## start

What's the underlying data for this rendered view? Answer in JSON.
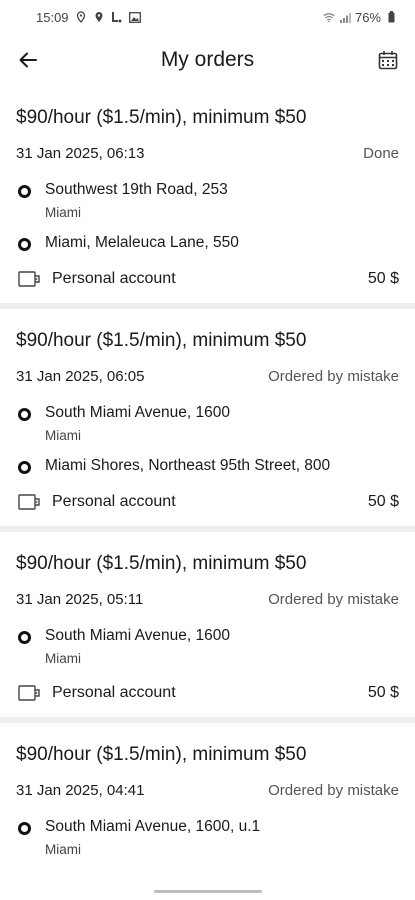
{
  "status_bar": {
    "time": "15:09",
    "battery": "76%"
  },
  "header": {
    "title": "My orders"
  },
  "orders": [
    {
      "tariff": "$90/hour ($1.5/min), minimum $50",
      "datetime": "31 Jan 2025, 06:13",
      "status": "Done",
      "points": [
        {
          "address": "Southwest 19th Road, 253",
          "city": "Miami"
        },
        {
          "address": "Miami, Melaleuca Lane, 550",
          "city": ""
        }
      ],
      "payment": {
        "label": "Personal account",
        "amount": "50 $"
      }
    },
    {
      "tariff": "$90/hour ($1.5/min), minimum $50",
      "datetime": "31 Jan 2025, 06:05",
      "status": "Ordered by mistake",
      "points": [
        {
          "address": "South Miami Avenue, 1600",
          "city": "Miami"
        },
        {
          "address": "Miami Shores, Northeast 95th Street, 800",
          "city": ""
        }
      ],
      "payment": {
        "label": "Personal account",
        "amount": "50 $"
      }
    },
    {
      "tariff": "$90/hour ($1.5/min), minimum $50",
      "datetime": "31 Jan 2025, 05:11",
      "status": "Ordered by mistake",
      "points": [
        {
          "address": "South Miami Avenue, 1600",
          "city": "Miami"
        }
      ],
      "payment": {
        "label": "Personal account",
        "amount": "50 $"
      }
    },
    {
      "tariff": "$90/hour ($1.5/min), minimum $50",
      "datetime": "31 Jan 2025, 04:41",
      "status": "Ordered by mistake",
      "points": [
        {
          "address": "South Miami Avenue, 1600, u.1",
          "city": "Miami"
        }
      ],
      "payment": null
    }
  ],
  "icons": {
    "back": "arrow-left-icon",
    "calendar": "calendar-icon",
    "point": "route-point-icon",
    "wallet": "wallet-icon"
  }
}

## end

Set the data above down again exactly as given, with no pictures.

What's the underlying data for this rendered view? Answer in JSON.
{
  "status_bar": {
    "time": "15:09",
    "battery": "76%"
  },
  "header": {
    "title": "My orders"
  },
  "orders": [
    {
      "tariff": "$90/hour ($1.5/min), minimum $50",
      "datetime": "31 Jan 2025, 06:13",
      "status": "Done",
      "points": [
        {
          "address": "Southwest 19th Road, 253",
          "city": "Miami"
        },
        {
          "address": "Miami, Melaleuca Lane, 550",
          "city": ""
        }
      ],
      "payment": {
        "label": "Personal account",
        "amount": "50 $"
      }
    },
    {
      "tariff": "$90/hour ($1.5/min), minimum $50",
      "datetime": "31 Jan 2025, 06:05",
      "status": "Ordered by mistake",
      "points": [
        {
          "address": "South Miami Avenue, 1600",
          "city": "Miami"
        },
        {
          "address": "Miami Shores, Northeast 95th Street, 800",
          "city": ""
        }
      ],
      "payment": {
        "label": "Personal account",
        "amount": "50 $"
      }
    },
    {
      "tariff": "$90/hour ($1.5/min), minimum $50",
      "datetime": "31 Jan 2025, 05:11",
      "status": "Ordered by mistake",
      "points": [
        {
          "address": "South Miami Avenue, 1600",
          "city": "Miami"
        }
      ],
      "payment": {
        "label": "Personal account",
        "amount": "50 $"
      }
    },
    {
      "tariff": "$90/hour ($1.5/min), minimum $50",
      "datetime": "31 Jan 2025, 04:41",
      "status": "Ordered by mistake",
      "points": [
        {
          "address": "South Miami Avenue, 1600, u.1",
          "city": "Miami"
        }
      ],
      "payment": null
    }
  ],
  "icons": {
    "back": "arrow-left-icon",
    "calendar": "calendar-icon",
    "point": "route-point-icon",
    "wallet": "wallet-icon"
  }
}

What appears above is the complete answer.